PROMPT A - In the TouchME project description, which sense is said to remain relatively intact in people with dementia?
PROMPT B - Update the TouchME project description from "2022 || Design" to "everyday, familiar spaces.", changing "interactive textile" to "interactive fabric".

*** EXTRACT Section Begins ***

2022 || Design Project
Mentor: Rens Brankaert
TouchME is an interactive textile designed to offer people with dementia a flexible, tangible, multi-sensory interface to touch, squeeze, and explore. It combines varied nature-inspired textures with sound to invite gentle fidgeting and interaction in everyday, familiar spaces.
TouchME
People with dementia often experience apathy, withdrawal, and loss of speech, which reduces opportunities for social contact and self-expression. Touch is one of the senses that remains relatively intact and can support reminiscence, comfort, and non-verbal communication when verbal abilities decline. TouchME explores how a touch-based medium can support social cohesion, offer alternative ways of “speaking,” and help counter the stigma that reduces people with dementia to their symptoms.
Why?

The project focuses on early-onset dementia, where behavioral changes, emotional disturbances, and emerging memory issues are present but some abilities and preferences are still available to work with. The concept is a cloth-sized prototype divided into four textured modules, each linked to a soundscape of everyday natural environments, intended for use in a familiar, safe location on an elevated “sound touchpad” platform.

*** EXTRACT Section Ends ***
*** ENTRIES SUPPLIED Section Begins ***

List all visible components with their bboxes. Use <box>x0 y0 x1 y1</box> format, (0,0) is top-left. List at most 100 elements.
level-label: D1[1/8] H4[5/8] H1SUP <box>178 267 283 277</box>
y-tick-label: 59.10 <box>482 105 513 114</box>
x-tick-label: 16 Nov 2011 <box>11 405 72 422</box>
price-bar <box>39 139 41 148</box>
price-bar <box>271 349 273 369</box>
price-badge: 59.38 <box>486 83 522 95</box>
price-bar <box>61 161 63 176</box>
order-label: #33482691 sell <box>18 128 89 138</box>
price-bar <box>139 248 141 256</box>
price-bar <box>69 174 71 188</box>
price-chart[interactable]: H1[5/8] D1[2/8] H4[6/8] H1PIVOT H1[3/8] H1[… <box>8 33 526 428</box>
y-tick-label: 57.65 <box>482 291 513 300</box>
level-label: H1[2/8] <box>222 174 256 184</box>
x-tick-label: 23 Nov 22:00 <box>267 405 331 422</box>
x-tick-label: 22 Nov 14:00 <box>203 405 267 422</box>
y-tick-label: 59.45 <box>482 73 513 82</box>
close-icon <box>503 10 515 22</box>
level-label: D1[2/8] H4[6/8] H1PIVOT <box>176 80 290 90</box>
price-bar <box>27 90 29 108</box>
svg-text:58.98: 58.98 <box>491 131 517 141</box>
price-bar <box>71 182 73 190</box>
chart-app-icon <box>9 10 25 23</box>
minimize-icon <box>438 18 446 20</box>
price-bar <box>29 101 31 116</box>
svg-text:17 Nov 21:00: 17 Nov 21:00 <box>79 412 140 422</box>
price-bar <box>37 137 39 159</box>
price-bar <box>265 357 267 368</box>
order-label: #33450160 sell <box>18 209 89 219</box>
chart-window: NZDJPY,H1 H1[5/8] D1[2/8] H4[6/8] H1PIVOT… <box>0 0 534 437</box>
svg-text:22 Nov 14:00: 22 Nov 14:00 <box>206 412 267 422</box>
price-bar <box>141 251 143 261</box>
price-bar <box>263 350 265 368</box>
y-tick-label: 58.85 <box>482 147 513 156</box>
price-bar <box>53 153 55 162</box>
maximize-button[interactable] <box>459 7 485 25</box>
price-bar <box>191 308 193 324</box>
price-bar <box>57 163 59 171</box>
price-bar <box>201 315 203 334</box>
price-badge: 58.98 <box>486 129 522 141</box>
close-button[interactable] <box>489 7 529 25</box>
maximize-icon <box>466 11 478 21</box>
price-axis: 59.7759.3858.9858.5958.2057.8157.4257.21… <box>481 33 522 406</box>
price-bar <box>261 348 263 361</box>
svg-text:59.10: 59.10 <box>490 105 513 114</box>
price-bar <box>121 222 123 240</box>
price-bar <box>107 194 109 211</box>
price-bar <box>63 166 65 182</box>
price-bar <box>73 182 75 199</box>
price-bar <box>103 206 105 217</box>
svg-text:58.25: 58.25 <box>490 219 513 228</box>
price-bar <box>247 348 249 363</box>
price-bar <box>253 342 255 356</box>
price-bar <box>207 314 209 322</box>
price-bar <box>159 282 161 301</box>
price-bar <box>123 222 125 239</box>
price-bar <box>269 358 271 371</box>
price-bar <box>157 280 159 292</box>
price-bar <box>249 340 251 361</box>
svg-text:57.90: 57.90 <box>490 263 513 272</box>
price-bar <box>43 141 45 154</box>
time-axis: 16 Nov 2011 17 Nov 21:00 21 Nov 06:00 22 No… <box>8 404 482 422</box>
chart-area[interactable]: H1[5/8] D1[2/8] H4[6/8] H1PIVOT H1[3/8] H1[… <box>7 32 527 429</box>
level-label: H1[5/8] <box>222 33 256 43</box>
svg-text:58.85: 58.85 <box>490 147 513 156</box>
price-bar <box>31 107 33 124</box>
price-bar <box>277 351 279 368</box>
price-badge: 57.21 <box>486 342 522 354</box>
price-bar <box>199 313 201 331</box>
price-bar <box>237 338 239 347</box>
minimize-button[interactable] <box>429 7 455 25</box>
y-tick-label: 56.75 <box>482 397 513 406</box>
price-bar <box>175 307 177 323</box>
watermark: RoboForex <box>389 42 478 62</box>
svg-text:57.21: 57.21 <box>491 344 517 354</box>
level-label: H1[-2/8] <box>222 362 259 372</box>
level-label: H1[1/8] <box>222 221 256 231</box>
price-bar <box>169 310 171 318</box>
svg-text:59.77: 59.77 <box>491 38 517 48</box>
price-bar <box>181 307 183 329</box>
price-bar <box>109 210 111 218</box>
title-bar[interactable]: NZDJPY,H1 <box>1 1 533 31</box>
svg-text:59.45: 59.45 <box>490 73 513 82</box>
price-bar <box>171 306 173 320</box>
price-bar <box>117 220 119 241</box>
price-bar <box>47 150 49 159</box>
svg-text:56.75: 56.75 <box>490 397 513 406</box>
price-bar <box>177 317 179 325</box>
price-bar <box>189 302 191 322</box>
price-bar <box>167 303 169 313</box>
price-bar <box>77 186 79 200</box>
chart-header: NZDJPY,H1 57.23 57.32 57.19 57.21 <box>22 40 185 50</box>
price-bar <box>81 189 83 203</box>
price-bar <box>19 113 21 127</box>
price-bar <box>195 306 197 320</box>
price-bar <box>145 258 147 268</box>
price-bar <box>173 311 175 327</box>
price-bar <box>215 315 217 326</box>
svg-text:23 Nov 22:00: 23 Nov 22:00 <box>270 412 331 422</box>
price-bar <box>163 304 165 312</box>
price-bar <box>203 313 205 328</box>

*** ENTRIES SUPPLIED Section Ends ***

SOLUTION A - Touch.

SOLUTION B -
2022 || Design Project
Mentor: Rens Brankaert
TouchME is an interactive fabric designed to offer people with dementia a flexible, tangible, multi-sensory interface to touch, squeeze, and explore. It combines varied nature-inspired textures with sound to invite gentle fidgeting and interaction in everyday, familiar spaces.